Set the data down again, exactly as it reads, but without the pictures.
Entries start
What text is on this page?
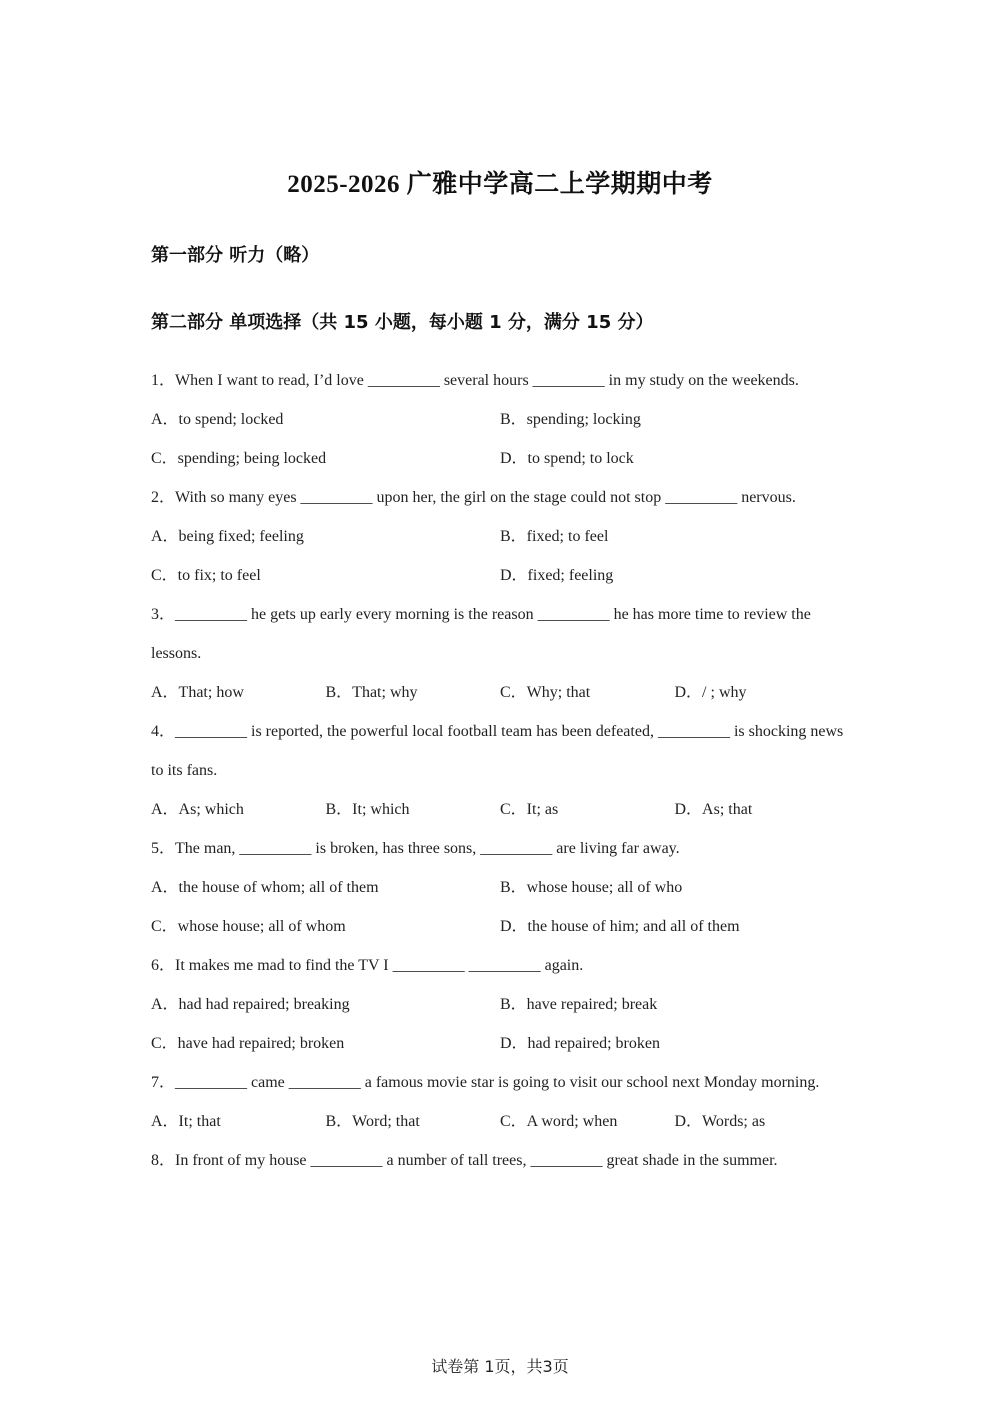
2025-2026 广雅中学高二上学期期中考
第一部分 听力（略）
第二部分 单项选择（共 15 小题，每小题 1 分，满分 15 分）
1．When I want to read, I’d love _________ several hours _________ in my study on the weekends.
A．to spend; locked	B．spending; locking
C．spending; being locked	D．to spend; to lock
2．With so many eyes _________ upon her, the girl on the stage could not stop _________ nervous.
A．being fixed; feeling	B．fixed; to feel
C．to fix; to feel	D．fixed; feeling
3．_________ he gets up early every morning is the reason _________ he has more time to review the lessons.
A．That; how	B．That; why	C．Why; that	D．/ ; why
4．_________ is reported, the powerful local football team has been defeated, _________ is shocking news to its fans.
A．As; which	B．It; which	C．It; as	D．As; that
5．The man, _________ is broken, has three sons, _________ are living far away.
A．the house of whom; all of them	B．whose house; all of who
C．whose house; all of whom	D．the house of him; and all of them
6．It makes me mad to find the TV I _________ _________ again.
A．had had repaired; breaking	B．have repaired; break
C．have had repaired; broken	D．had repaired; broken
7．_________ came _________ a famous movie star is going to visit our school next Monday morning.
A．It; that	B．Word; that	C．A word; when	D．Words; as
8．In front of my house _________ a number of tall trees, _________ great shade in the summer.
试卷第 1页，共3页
Entries end
**Reply to the exercise**.
What text is on this page?
2025-2026 广雅中学高二上学期期中考
第一部分 听力（略）
第二部分 单项选择（共 15 小题，每小题 1 分，满分 15 分）
1．When I want to read, I’d love _________ several hours _________ in my study on the weekends.
A．to spend; locked	B．spending; locking
C．spending; being locked	D．to spend; to lock
2．With so many eyes _________ upon her, the girl on the stage could not stop _________ nervous.
A．being fixed; feeling	B．fixed; to feel
C．to fix; to feel	D．fixed; feeling
3．_________ he gets up early every morning is the reason _________ he has more time to review the lessons.
A．That; how	B．That; why	C．Why; that	D．/ ; why
4．_________ is reported, the powerful local football team has been defeated, _________ is shocking news to its fans.
A．As; which	B．It; which	C．It; as	D．As; that
5．The man, _________ is broken, has three sons, _________ are living far away.
A．the house of whom; all of them	B．whose house; all of who
C．whose house; all of whom	D．the house of him; and all of them
6．It makes me mad to find the TV I _________ _________ again.
A．had had repaired; breaking	B．have repaired; break
C．have had repaired; broken	D．had repaired; broken
7．_________ came _________ a famous movie star is going to visit our school next Monday morning.
A．It; that	B．Word; that	C．A word; when	D．Words; as
8．In front of my house _________ a number of tall trees, _________ great shade in the summer.
试卷第 1页，共3页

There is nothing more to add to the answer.